Read through the data and count the lines that contain the string "exceeding"; give only the result.
=-=-=-=-=
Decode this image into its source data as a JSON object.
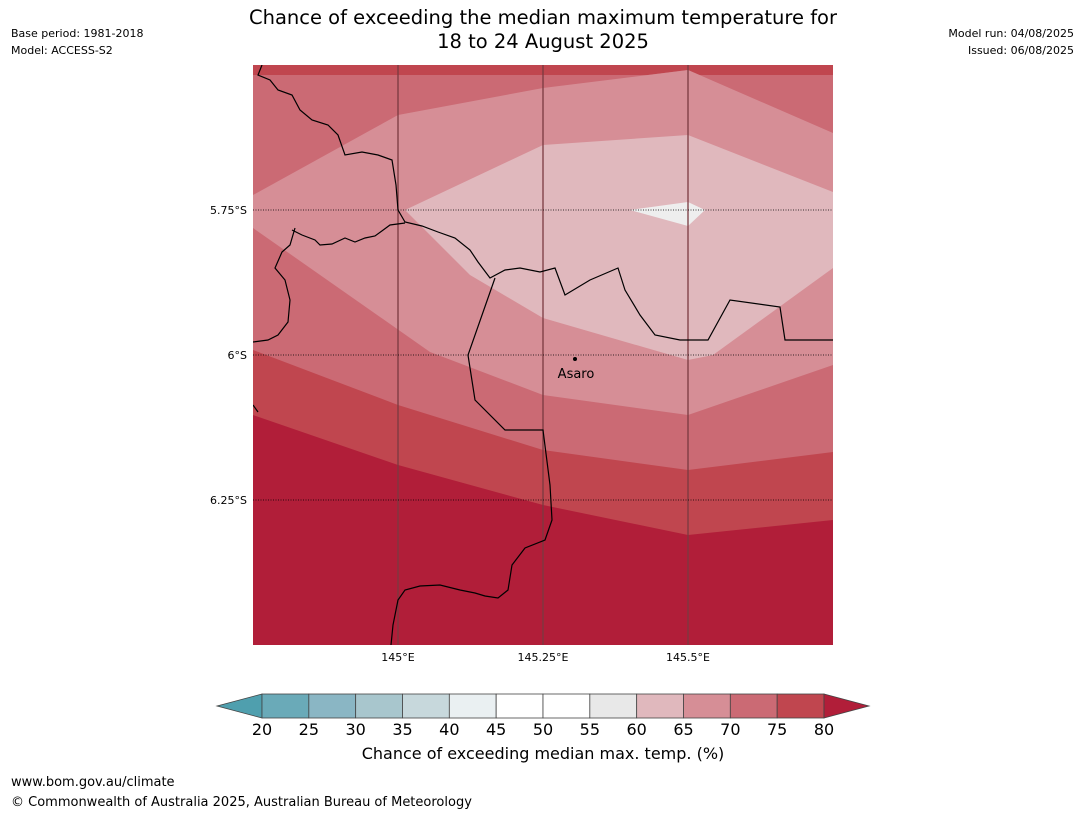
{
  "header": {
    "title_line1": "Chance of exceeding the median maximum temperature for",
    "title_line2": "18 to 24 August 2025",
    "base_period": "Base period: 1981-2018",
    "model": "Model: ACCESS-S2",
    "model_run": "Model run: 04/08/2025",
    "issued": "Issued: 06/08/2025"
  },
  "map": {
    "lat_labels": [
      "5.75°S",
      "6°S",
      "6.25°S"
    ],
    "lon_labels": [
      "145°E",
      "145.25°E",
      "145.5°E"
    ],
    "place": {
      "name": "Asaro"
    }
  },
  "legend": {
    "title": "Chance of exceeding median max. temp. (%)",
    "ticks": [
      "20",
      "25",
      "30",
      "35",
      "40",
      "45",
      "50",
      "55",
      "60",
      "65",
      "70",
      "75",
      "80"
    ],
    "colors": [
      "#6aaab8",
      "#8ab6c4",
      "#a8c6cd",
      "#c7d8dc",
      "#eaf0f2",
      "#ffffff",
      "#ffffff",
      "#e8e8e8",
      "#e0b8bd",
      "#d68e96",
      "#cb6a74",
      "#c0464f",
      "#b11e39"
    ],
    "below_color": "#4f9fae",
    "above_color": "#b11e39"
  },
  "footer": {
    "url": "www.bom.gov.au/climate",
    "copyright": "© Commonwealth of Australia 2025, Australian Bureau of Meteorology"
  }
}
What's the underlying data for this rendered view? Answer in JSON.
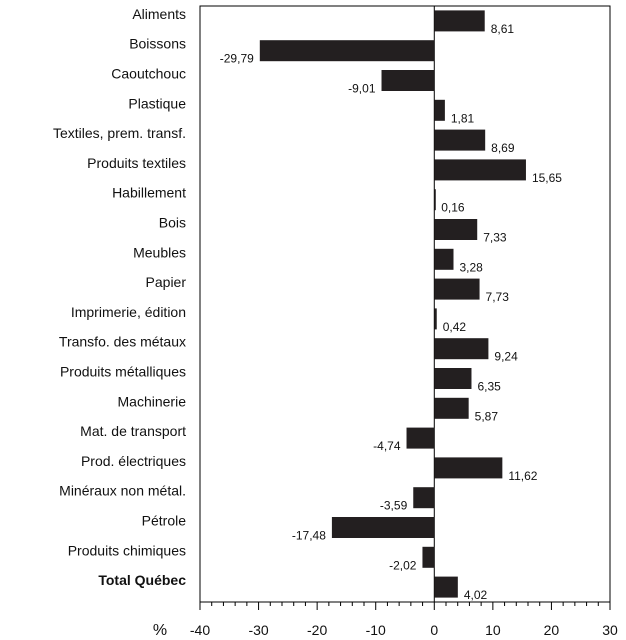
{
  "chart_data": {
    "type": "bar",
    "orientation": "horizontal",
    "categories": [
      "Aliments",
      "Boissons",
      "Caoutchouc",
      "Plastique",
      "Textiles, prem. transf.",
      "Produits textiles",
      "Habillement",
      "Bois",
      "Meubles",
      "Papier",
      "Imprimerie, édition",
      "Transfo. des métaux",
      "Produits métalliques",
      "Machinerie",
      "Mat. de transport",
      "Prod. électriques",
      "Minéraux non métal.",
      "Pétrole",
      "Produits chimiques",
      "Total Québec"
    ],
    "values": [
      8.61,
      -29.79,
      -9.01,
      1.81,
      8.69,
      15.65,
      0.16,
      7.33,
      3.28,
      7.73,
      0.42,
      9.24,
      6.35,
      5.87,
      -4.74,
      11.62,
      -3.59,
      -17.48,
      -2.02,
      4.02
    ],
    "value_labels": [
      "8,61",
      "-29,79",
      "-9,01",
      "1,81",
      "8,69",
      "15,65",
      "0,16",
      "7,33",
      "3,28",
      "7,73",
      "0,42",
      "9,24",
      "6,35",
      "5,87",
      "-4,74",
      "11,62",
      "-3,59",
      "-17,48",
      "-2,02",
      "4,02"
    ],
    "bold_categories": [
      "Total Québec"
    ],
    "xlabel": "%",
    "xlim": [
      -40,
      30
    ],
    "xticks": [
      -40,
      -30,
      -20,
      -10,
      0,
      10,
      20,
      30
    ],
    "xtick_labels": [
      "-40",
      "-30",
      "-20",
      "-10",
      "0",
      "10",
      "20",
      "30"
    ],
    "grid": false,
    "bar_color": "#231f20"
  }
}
=-=-=-=-=
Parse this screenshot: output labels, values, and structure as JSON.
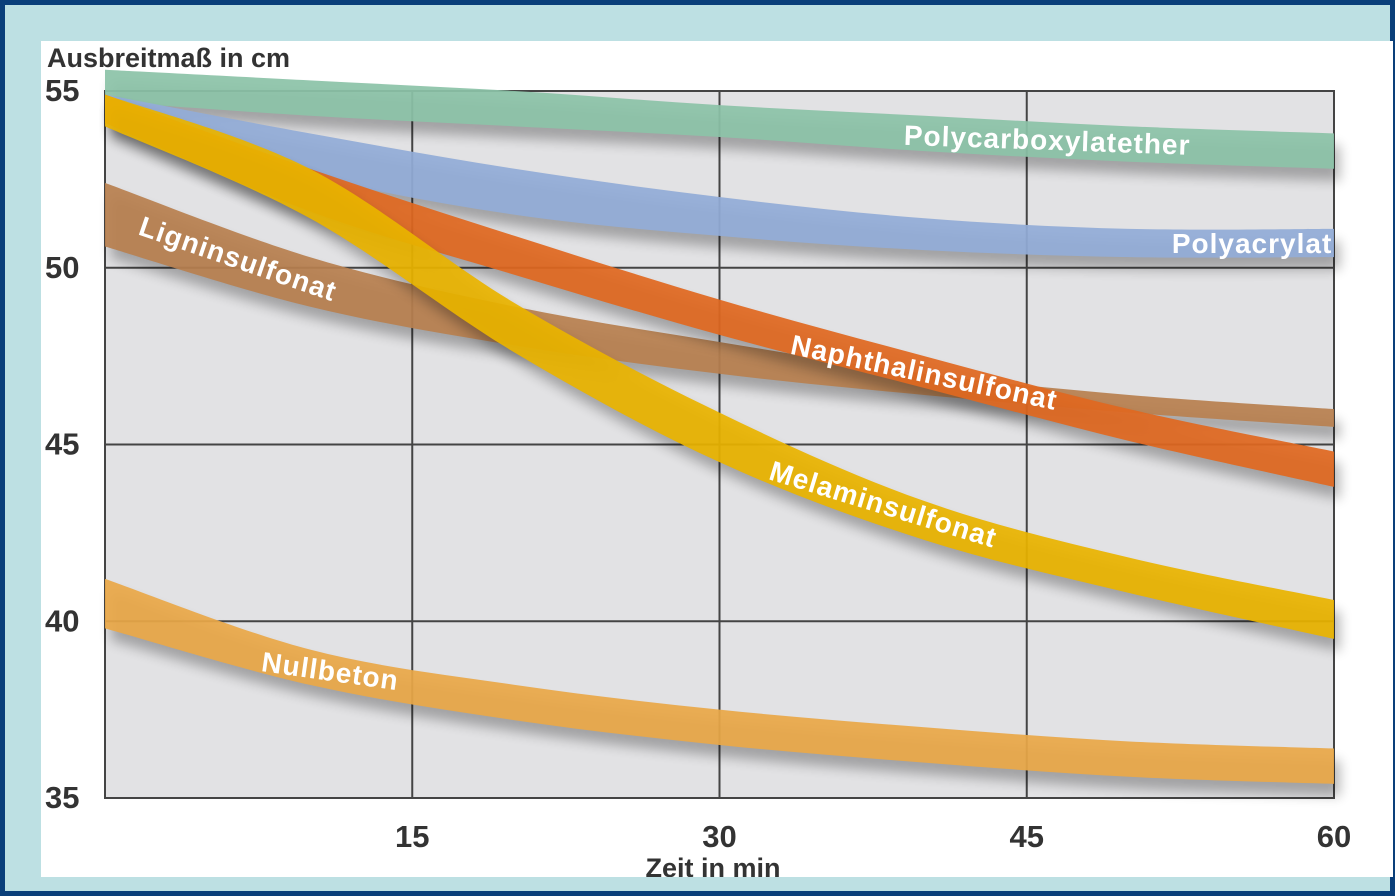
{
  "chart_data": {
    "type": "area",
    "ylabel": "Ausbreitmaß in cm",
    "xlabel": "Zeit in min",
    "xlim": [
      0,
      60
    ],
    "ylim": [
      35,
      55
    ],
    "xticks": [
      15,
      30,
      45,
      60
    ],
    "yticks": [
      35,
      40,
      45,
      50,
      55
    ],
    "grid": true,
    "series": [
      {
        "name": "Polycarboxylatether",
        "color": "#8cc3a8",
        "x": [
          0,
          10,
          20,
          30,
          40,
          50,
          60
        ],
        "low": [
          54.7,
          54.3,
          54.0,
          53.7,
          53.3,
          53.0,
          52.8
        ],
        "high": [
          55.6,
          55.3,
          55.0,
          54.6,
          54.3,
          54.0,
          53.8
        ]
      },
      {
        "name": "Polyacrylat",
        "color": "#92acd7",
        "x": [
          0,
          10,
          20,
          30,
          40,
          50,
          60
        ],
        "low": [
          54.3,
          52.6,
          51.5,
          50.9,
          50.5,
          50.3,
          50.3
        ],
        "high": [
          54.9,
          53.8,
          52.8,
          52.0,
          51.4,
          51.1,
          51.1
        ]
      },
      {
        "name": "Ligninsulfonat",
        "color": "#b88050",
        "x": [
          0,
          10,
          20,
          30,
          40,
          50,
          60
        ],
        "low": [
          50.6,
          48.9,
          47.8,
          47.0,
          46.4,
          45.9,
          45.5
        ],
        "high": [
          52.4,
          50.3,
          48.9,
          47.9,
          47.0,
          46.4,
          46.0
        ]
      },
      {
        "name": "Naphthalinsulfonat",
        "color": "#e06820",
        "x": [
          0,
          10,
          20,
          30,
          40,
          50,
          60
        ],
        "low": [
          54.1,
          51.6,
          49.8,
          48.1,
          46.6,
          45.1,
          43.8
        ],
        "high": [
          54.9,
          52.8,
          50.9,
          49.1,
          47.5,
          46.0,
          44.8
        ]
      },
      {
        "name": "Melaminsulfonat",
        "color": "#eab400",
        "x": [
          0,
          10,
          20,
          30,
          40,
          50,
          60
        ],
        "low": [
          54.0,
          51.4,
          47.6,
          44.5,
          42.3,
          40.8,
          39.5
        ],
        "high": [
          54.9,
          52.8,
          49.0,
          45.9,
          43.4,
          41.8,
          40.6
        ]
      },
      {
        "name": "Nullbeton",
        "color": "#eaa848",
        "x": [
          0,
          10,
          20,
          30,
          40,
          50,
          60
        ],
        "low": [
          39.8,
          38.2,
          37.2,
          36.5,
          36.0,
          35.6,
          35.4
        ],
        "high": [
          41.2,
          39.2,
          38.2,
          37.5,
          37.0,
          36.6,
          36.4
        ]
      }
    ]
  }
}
=-=-=-=-=
Exercise output >> 2